- [Stated goal] Can you transcribe every record below exactly as it appears?

- [Dataset rows]

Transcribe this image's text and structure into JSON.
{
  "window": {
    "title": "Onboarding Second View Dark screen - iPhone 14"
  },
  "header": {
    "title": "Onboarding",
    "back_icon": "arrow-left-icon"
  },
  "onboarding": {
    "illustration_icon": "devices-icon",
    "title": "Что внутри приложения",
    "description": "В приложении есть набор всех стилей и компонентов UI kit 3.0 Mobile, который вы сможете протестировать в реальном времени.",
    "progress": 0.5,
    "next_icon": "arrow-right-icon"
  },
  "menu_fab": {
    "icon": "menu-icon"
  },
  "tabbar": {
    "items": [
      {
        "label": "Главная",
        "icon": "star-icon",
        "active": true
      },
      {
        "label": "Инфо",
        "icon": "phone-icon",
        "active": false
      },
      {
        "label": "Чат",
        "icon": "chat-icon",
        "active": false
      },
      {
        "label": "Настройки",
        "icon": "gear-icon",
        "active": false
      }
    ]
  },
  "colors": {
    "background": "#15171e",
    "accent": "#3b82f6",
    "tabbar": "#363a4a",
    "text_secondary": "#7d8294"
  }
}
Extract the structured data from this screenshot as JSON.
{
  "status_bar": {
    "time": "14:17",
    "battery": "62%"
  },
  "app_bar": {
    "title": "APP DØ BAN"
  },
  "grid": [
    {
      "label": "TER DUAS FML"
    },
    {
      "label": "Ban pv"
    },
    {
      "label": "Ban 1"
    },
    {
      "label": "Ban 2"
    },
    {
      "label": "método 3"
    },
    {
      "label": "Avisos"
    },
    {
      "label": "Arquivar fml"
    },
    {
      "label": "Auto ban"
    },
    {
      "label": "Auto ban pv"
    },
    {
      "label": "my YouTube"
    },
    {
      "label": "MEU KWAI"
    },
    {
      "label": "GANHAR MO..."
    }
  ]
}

- [Task output]
Transcribe this image's text and structure into JSON.
{
  "window": {
    "title": "Onboarding Second View Dark screen - iPhone 14"
  },
  "header": {
    "title": "Onboarding",
    "back_icon": "arrow-left-icon"
  },
  "onboarding": {
    "illustration_icon": "devices-icon",
    "title": "Что внутри приложения",
    "description": "В приложении есть набор всех стилей и компонентов UI kit 3.0 Mobile, который вы сможете протестировать в реальном времени.",
    "progress": 0.5,
    "next_icon": "arrow-right-icon"
  },
  "menu_fab": {
    "icon": "menu-icon"
  },
  "tabbar": {
    "items": [
      {
        "label": "Главная",
        "icon": "star-icon",
        "active": true
      },
      {
        "label": "Инфо",
        "icon": "phone-icon",
        "active": false
      },
      {
        "label": "Чат",
        "icon": "chat-icon",
        "active": false
      },
      {
        "label": "Настройки",
        "icon": "gear-icon",
        "active": false
      }
    ]
  },
  "colors": {
    "background": "#15171e",
    "accent": "#3b82f6",
    "tabbar": "#363a4a",
    "text_secondary": "#7d8294"
  }
}
Extract the structured data from this screenshot as JSON.
{
  "status_bar": {
    "time": "14:17",
    "battery": "62%"
  },
  "app_bar": {
    "title": "APP DØ BAN"
  },
  "grid": [
    {
      "label": "TER DUAS FML"
    },
    {
      "label": "Ban pv"
    },
    {
      "label": "Ban 1"
    },
    {
      "label": "Ban 2"
    },
    {
      "label": "método 3"
    },
    {
      "label": "Avisos"
    },
    {
      "label": "Arquivar fml"
    },
    {
      "label": "Auto ban"
    },
    {
      "label": "Auto ban pv"
    },
    {
      "label": "my YouTube"
    },
    {
      "label": "MEU KWAI"
    },
    {
      "label": "GANHAR MO..."
    }
  ]
}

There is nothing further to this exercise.